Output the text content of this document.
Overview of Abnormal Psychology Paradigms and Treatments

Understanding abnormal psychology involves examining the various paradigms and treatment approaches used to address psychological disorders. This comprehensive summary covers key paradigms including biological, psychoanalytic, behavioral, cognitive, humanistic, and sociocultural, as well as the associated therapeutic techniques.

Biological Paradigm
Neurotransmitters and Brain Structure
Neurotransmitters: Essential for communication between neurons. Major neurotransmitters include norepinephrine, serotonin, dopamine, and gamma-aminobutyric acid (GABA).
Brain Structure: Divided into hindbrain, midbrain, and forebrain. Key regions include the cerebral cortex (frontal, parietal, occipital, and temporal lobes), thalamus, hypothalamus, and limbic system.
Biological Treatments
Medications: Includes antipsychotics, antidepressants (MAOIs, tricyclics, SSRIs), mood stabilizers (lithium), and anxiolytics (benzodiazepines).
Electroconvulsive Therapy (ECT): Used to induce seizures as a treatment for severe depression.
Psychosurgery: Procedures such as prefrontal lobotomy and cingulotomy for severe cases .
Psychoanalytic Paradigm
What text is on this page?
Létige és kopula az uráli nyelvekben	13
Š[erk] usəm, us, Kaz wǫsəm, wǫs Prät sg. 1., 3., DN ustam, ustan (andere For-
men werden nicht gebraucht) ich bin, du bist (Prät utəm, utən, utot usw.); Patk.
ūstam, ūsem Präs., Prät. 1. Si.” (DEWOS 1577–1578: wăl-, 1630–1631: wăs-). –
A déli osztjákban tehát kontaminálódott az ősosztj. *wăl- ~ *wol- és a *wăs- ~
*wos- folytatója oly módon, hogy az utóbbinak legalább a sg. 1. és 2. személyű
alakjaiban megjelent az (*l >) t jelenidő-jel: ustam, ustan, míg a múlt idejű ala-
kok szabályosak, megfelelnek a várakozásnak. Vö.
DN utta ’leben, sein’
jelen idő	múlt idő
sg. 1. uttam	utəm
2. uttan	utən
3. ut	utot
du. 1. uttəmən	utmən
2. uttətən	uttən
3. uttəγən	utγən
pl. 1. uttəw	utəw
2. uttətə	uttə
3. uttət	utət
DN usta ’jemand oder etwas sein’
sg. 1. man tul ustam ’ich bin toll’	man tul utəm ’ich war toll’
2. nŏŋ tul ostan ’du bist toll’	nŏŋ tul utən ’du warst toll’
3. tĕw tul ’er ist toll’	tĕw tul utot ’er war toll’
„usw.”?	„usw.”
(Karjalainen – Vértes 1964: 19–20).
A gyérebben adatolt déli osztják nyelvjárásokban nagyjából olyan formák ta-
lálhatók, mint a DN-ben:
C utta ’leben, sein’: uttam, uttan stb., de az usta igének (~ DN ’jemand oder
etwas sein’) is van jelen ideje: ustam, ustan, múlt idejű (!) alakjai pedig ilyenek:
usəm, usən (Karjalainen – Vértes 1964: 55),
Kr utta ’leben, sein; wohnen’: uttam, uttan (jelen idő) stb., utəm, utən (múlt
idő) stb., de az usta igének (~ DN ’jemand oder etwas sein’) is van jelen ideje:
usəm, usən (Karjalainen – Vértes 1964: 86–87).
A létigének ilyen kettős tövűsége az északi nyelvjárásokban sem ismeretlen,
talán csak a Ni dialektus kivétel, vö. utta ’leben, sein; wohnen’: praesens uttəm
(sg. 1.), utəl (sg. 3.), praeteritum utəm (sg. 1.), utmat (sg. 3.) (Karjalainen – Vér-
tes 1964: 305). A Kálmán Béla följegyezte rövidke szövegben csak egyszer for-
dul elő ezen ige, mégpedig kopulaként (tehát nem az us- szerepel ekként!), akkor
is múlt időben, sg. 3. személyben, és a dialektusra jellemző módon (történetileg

----

§ **DIRECTIONS**: Pull out all lines containing the word "ideje" from the entries above.

§ **ANSWER TO THE TASK**:
etwas sein’) is van jelen ideje: ustam, ustan, múlt idejű (!) alakjai pedig ilyenek:
idő) stb., de az usta igének (~ DN ’jemand oder etwas sein’) is van jelen ideje:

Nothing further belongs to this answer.